- Exercise brief:
Output the lines below exactly as they appear, omitting the pictures.

- Records from a dataset:
-------------------------

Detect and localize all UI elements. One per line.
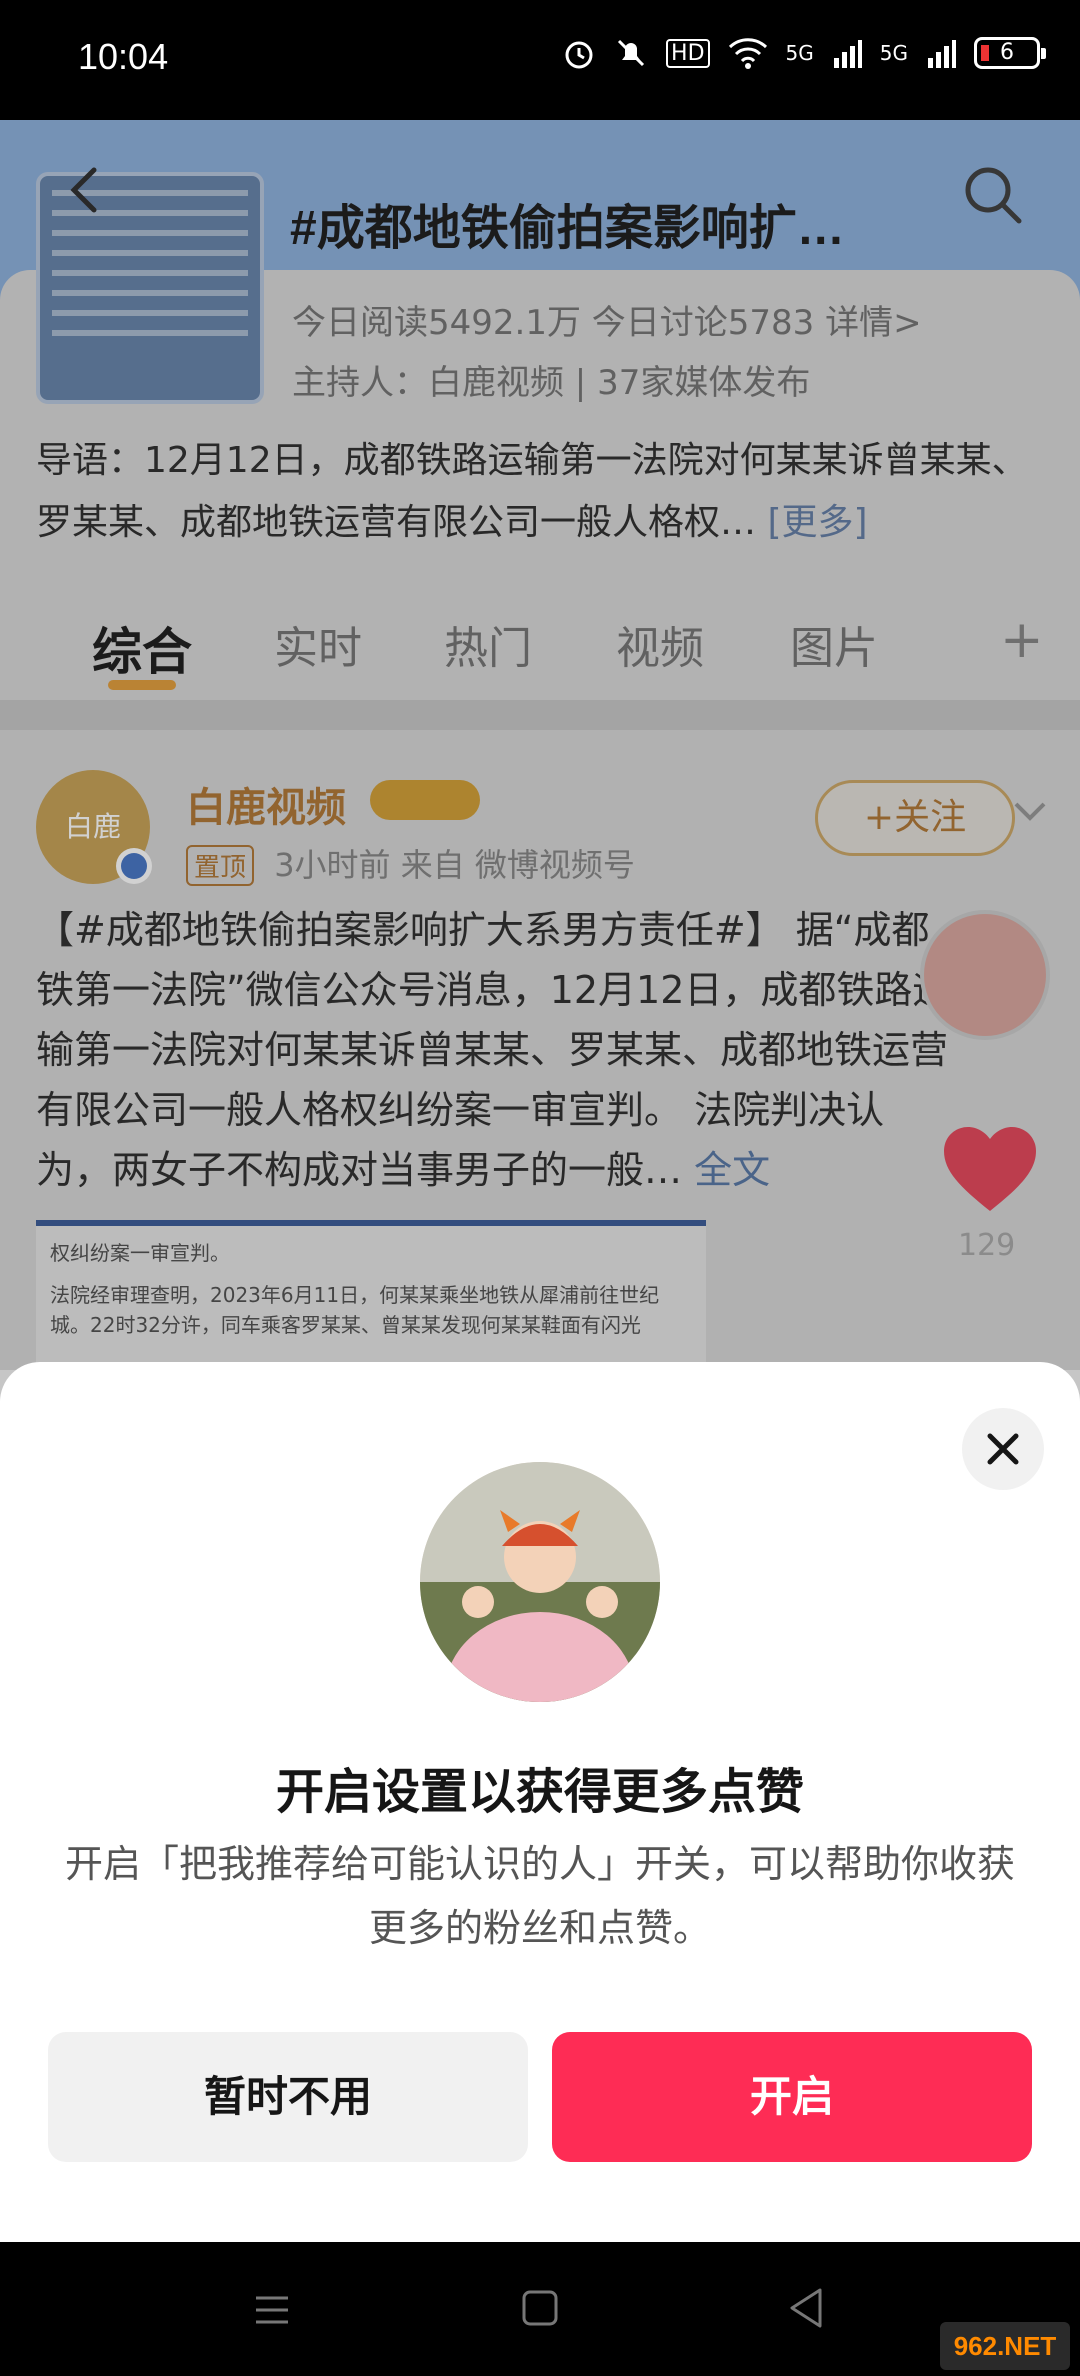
sheet-description: 开启「把我推荐给可能认识的人」开关，可以帮助你收获更多的粉丝和点赞。	[64, 1842, 1015, 1950]
mute-icon	[617, 39, 645, 67]
status-time: 10:04	[78, 36, 169, 77]
close-button[interactable]	[962, 1408, 1044, 1490]
sheet-title: 开启设置以获得更多点赞	[275, 1764, 804, 1820]
watermark-logo: 962.NET	[940, 2322, 1070, 2370]
wifi-icon	[728, 38, 767, 69]
close-icon	[987, 1433, 1019, 1465]
not-now-button[interactable]: 暂时不用	[48, 2032, 528, 2162]
home-icon[interactable]	[520, 2288, 560, 2328]
signal-icon	[833, 40, 862, 68]
signal-icon	[928, 40, 956, 68]
status-bar: 10:04 HD 5G 5G 6	[0, 0, 1080, 120]
system-nav-bar: 962.NET	[0, 2242, 1080, 2376]
menu-icon[interactable]	[252, 2290, 292, 2330]
network-label-2: 5G	[879, 41, 908, 65]
user-avatar	[420, 1462, 660, 1702]
status-icons: HD 5G 5G 6	[562, 36, 1046, 70]
battery-icon: 6	[974, 37, 1046, 69]
hd-label: HD	[666, 38, 710, 68]
enable-button[interactable]: 开启	[552, 2032, 1032, 2162]
network-label-1: 5G	[785, 41, 814, 65]
recommendation-sheet: 开启设置以获得更多点赞 开启「把我推荐给可能认识的人」开关，可以帮助你收获更多的…	[0, 1362, 1080, 2242]
alarm-icon	[565, 41, 593, 69]
back-nav-icon[interactable]	[786, 2286, 826, 2330]
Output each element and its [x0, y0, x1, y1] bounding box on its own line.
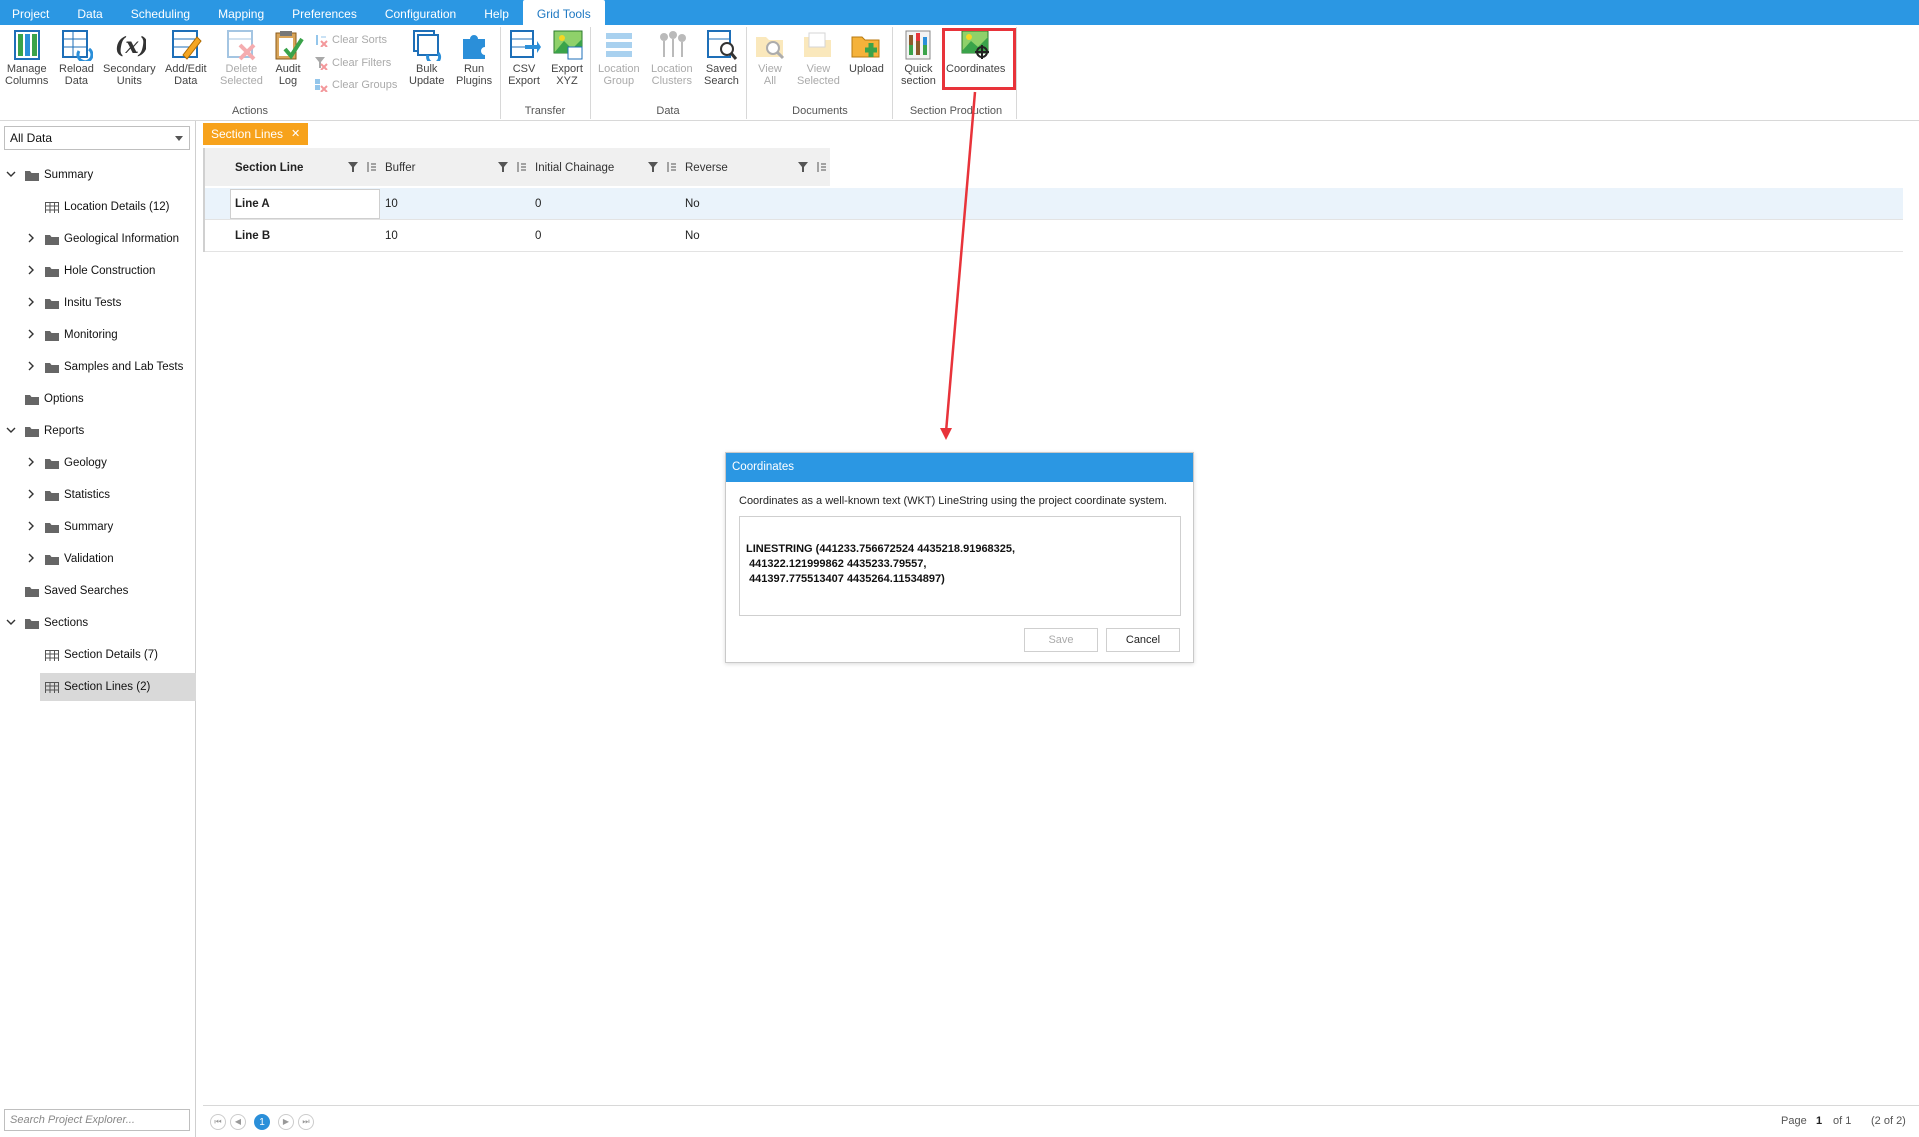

-------------------------

- Solution below:
Detect and localize all UI elements. One per line.
sheet-description: 开启「把我推荐给可能认识的人」开关，可以帮助你收获更多的粉丝和点赞。	[64, 1842, 1015, 1950]
mute-icon	[617, 39, 645, 67]
status-time: 10:04	[78, 36, 169, 77]
close-button[interactable]	[962, 1408, 1044, 1490]
sheet-title: 开启设置以获得更多点赞	[275, 1764, 804, 1820]
watermark-logo: 962.NET	[940, 2322, 1070, 2370]
wifi-icon	[728, 38, 767, 69]
close-icon	[987, 1433, 1019, 1465]
not-now-button[interactable]: 暂时不用	[48, 2032, 528, 2162]
home-icon[interactable]	[520, 2288, 560, 2328]
signal-icon	[833, 40, 862, 68]
signal-icon	[928, 40, 956, 68]
status-bar: 10:04 HD 5G 5G 6	[0, 0, 1080, 120]
system-nav-bar: 962.NET	[0, 2242, 1080, 2376]
menu-icon[interactable]	[252, 2290, 292, 2330]
network-label-2: 5G	[879, 41, 908, 65]
user-avatar	[420, 1462, 660, 1702]
status-icons: HD 5G 5G 6	[562, 36, 1046, 70]
battery-icon: 6	[974, 37, 1046, 69]
hd-label: HD	[666, 38, 710, 68]
enable-button[interactable]: 开启	[552, 2032, 1032, 2162]
network-label-1: 5G	[785, 41, 814, 65]
recommendation-sheet: 开启设置以获得更多点赞 开启「把我推荐给可能认识的人」开关，可以帮助你收获更多的…	[0, 1362, 1080, 2242]
alarm-icon	[565, 41, 593, 69]
back-nav-icon[interactable]	[786, 2286, 826, 2330]
Output each element and its [x0, y0, x1, y1] bounding box on its own line.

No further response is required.